**Records to process**
* START *

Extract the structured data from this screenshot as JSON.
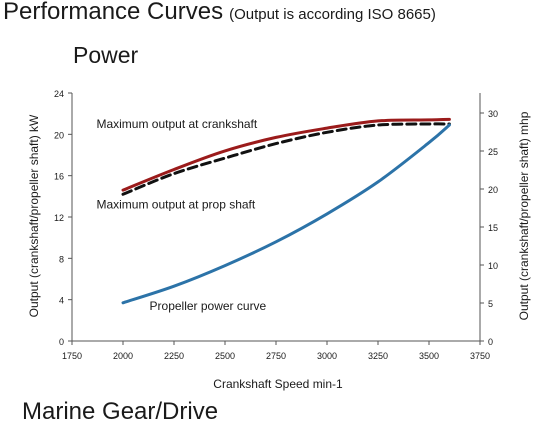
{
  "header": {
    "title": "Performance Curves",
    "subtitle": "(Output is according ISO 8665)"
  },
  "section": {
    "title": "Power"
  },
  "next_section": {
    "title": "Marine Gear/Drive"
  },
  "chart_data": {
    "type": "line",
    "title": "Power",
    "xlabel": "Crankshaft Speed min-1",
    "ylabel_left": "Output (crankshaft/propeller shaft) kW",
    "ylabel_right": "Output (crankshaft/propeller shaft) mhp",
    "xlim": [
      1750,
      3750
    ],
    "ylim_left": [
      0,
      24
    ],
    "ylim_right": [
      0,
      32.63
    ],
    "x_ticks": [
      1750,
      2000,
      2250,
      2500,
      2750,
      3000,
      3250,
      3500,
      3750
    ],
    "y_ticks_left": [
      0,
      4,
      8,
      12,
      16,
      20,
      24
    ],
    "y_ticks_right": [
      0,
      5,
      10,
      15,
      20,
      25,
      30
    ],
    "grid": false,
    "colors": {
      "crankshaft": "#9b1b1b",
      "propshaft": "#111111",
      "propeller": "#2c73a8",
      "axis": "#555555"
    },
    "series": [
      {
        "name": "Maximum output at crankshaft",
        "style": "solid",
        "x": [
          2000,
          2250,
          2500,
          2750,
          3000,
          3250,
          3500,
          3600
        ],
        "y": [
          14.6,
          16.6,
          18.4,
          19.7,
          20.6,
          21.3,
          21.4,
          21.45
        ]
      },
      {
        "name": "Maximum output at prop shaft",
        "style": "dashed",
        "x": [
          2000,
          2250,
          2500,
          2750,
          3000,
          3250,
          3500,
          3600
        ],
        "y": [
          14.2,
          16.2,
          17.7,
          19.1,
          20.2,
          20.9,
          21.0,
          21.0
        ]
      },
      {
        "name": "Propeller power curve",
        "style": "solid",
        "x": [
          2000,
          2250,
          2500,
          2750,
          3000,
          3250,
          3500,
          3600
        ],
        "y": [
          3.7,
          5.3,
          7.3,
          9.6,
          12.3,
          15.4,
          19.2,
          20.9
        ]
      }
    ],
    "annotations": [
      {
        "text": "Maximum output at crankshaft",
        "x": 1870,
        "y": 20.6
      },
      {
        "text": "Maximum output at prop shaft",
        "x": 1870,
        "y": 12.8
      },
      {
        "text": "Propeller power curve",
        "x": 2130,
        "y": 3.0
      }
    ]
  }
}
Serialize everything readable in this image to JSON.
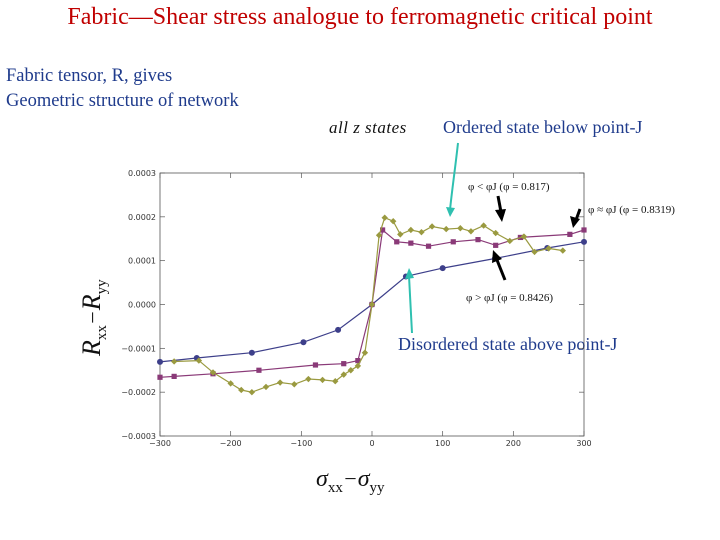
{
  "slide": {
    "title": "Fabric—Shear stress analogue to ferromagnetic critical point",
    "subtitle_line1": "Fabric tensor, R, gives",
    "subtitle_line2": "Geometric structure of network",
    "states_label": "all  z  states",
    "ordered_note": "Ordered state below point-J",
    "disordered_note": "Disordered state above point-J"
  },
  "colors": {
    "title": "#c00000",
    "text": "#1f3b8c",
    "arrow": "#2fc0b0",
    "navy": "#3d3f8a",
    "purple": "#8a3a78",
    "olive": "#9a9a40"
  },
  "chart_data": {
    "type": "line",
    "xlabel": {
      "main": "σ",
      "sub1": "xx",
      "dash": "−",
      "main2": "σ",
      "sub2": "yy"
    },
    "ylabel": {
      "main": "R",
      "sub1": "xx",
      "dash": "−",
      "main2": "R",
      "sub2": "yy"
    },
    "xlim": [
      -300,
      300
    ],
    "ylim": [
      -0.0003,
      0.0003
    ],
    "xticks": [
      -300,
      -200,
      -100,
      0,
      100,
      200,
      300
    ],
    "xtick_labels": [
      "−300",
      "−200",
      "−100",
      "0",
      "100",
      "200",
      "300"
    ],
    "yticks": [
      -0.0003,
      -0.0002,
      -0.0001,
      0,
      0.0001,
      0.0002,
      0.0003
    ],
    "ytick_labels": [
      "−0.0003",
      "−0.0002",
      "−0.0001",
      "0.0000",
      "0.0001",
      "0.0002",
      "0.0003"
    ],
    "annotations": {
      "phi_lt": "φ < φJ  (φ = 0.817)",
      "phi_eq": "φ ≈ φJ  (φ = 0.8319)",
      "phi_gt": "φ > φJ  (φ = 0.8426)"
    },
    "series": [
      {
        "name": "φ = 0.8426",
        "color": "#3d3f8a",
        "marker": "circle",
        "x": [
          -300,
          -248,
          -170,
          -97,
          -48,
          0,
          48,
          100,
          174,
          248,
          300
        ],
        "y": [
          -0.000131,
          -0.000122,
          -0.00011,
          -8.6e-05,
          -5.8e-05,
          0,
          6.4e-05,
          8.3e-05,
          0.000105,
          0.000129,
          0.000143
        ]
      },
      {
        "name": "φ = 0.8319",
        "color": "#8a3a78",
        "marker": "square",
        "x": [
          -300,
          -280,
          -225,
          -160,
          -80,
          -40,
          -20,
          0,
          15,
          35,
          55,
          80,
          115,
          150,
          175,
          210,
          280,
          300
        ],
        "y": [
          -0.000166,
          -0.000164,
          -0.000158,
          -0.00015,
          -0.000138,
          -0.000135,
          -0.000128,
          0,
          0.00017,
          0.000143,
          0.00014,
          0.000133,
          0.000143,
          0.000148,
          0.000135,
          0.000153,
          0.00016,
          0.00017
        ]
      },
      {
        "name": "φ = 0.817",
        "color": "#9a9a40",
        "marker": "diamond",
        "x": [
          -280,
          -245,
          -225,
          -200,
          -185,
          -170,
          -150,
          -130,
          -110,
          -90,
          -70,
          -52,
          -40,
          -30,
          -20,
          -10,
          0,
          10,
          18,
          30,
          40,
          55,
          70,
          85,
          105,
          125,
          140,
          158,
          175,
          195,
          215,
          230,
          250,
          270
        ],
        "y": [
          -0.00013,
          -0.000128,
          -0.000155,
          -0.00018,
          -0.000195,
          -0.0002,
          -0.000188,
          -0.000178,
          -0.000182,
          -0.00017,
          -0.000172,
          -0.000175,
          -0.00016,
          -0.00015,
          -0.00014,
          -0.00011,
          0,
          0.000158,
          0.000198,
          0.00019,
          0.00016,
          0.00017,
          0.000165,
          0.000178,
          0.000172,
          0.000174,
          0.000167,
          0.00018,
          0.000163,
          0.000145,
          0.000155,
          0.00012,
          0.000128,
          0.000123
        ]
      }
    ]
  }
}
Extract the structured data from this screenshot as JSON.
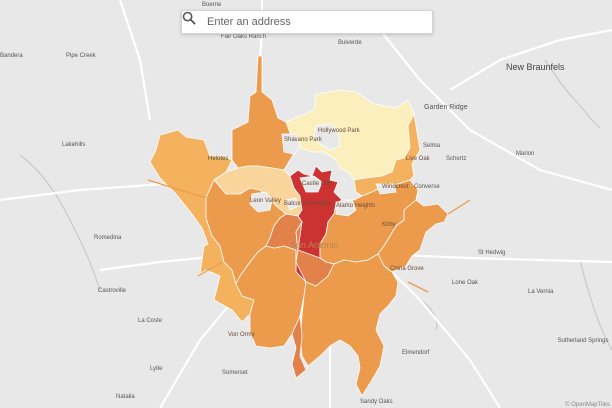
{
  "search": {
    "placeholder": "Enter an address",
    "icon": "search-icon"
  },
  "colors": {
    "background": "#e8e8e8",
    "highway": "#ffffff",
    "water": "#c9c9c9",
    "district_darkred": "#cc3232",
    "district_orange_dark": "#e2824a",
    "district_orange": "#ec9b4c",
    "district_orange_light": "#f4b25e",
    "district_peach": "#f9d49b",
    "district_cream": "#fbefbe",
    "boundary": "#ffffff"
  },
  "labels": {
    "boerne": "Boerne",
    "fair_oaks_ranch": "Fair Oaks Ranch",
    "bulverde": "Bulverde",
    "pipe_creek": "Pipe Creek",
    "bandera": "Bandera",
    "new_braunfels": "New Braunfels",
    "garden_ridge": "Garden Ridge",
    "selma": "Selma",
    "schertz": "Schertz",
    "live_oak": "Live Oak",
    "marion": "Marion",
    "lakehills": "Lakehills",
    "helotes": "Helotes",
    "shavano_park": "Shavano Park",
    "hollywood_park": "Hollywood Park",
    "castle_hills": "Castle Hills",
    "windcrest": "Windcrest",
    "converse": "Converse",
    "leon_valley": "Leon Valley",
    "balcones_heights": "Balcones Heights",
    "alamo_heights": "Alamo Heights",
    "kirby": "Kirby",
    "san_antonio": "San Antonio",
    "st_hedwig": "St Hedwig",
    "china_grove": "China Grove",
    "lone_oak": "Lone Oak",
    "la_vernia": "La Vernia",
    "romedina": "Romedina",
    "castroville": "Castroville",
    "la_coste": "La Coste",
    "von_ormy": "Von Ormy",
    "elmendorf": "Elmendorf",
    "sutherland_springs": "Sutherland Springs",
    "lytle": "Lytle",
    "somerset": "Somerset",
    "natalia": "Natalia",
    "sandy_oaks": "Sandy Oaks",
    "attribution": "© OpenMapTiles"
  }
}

* END *

**To be done**
Identify every line above that includes the word "marker", and show those lines.

**Task answer**
        "marker": "circle",
        "marker": "square",
        "marker": "diamond",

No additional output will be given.